◆ Material supplied

◆ ◆ ◆ ◆ ◆

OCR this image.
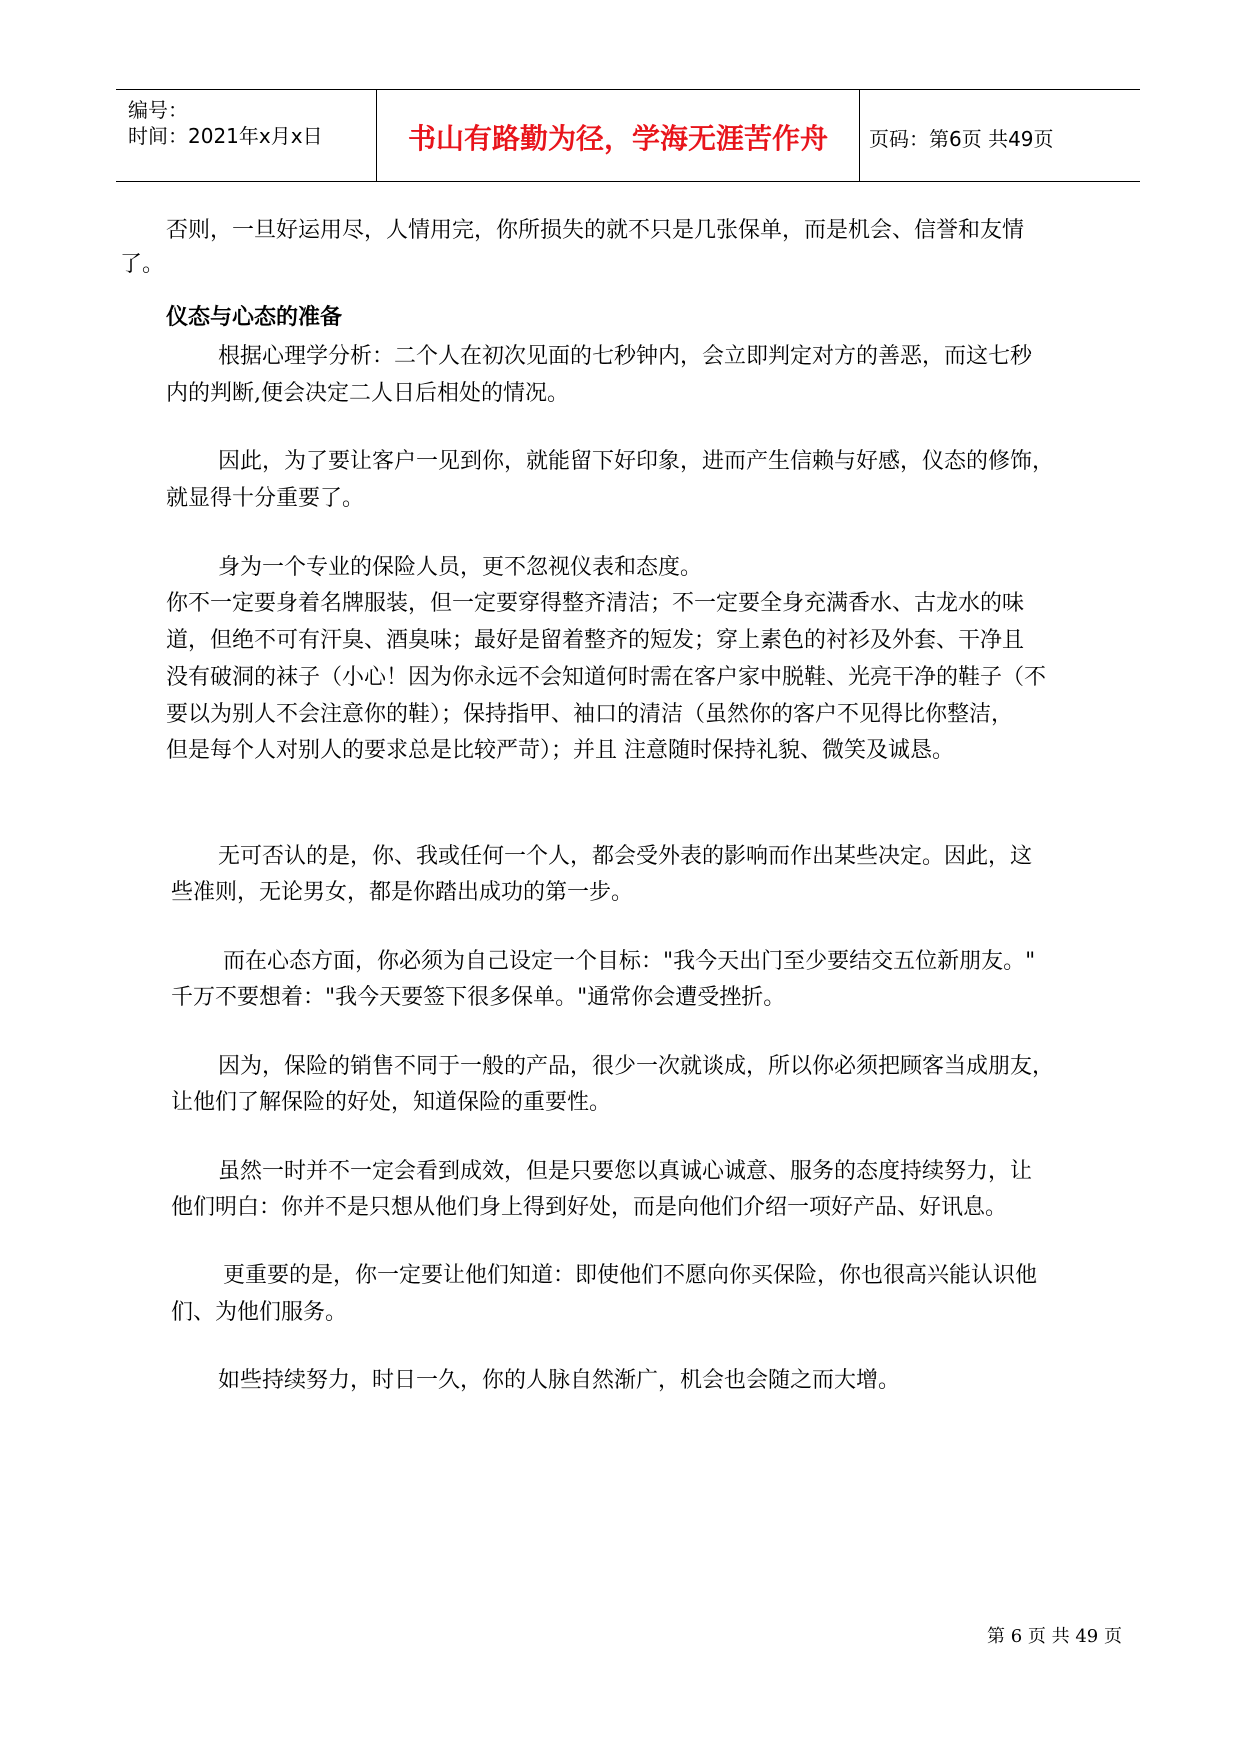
编号：
时间：2021年x月x日	书山有路勤为径，学海无涯苦作舟	页码：第6页 共49页
否则，一旦好运用尽，人情用完，你所损失的就不只是几张保单，而是机会、信誉和友情
了。
仪态与心态的准备
根据心理学分析：二个人在初次见面的七秒钟内，会立即判定对方的善恶，而这七秒
内的判断,便会决定二人日后相处的情况。
因此，为了要让客户一见到你，就能留下好印象，进而产生信赖与好感，仪态的修饰，
就显得十分重要了。
身为一个专业的保险人员，更不忽视仪表和态度。
你不一定要身着名牌服装，但一定要穿得整齐清洁；不一定要全身充满香水、古龙水的味
道，但绝不可有汗臭、酒臭味；最好是留着整齐的短发；穿上素色的衬衫及外套、干净且
没有破洞的袜子（小心！因为你永远不会知道何时需在客户家中脱鞋、光亮干净的鞋子（不
要以为别人不会注意你的鞋）；保持指甲、袖口的清洁（虽然你的客户不见得比你整洁，
但是每个人对别人的要求总是比较严苛）；并且 注意随时保持礼貌、微笑及诚恳。
无可否认的是，你、我或任何一个人，都会受外表的影响而作出某些决定。因此，这
些准则，无论男女，都是你踏出成功的第一步。
而在心态方面，你必须为自己设定一个目标："我今天出门至少要结交五位新朋友。"
千万不要想着："我今天要签下很多保单。"通常你会遭受挫折。
因为，保险的销售不同于一般的产品，很少一次就谈成，所以你必须把顾客当成朋友，
让他们了解保险的好处，知道保险的重要性。
虽然一时并不一定会看到成效，但是只要您以真诚心诚意、服务的态度持续努力，让
他们明白：你并不是只想从他们身上得到好处，而是向他们介绍一项好产品、好讯息。
更重要的是，你一定要让他们知道：即使他们不愿向你买保险，你也很高兴能认识他
们、为他们服务。
如些持续努力，时日一久，你的人脉自然渐广，机会也会随之而大增。
第 6 页 共 49 页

◆ ◆ ◆ ◆ ◆

◆ Your instructions
Reproduce the full listing faithfully, but do not carry over any pictures.

◆ Answer to this exercise
OCR this image.
编号：
时间：2021年x月x日	书山有路勤为径，学海无涯苦作舟	页码：第6页 共49页
否则，一旦好运用尽，人情用完，你所损失的就不只是几张保单，而是机会、信誉和友情
了。
仪态与心态的准备
根据心理学分析：二个人在初次见面的七秒钟内，会立即判定对方的善恶，而这七秒
内的判断,便会决定二人日后相处的情况。
因此，为了要让客户一见到你，就能留下好印象，进而产生信赖与好感，仪态的修饰，
就显得十分重要了。
身为一个专业的保险人员，更不忽视仪表和态度。
你不一定要身着名牌服装，但一定要穿得整齐清洁；不一定要全身充满香水、古龙水的味
道，但绝不可有汗臭、酒臭味；最好是留着整齐的短发；穿上素色的衬衫及外套、干净且
没有破洞的袜子（小心！因为你永远不会知道何时需在客户家中脱鞋、光亮干净的鞋子（不
要以为别人不会注意你的鞋）；保持指甲、袖口的清洁（虽然你的客户不见得比你整洁，
但是每个人对别人的要求总是比较严苛）；并且 注意随时保持礼貌、微笑及诚恳。
无可否认的是，你、我或任何一个人，都会受外表的影响而作出某些决定。因此，这
些准则，无论男女，都是你踏出成功的第一步。
而在心态方面，你必须为自己设定一个目标："我今天出门至少要结交五位新朋友。"
千万不要想着："我今天要签下很多保单。"通常你会遭受挫折。
因为，保险的销售不同于一般的产品，很少一次就谈成，所以你必须把顾客当成朋友，
让他们了解保险的好处，知道保险的重要性。
虽然一时并不一定会看到成效，但是只要您以真诚心诚意、服务的态度持续努力，让
他们明白：你并不是只想从他们身上得到好处，而是向他们介绍一项好产品、好讯息。
更重要的是，你一定要让他们知道：即使他们不愿向你买保险，你也很高兴能认识他
们、为他们服务。
如些持续努力，时日一久，你的人脉自然渐广，机会也会随之而大增。
第 6 页 共 49 页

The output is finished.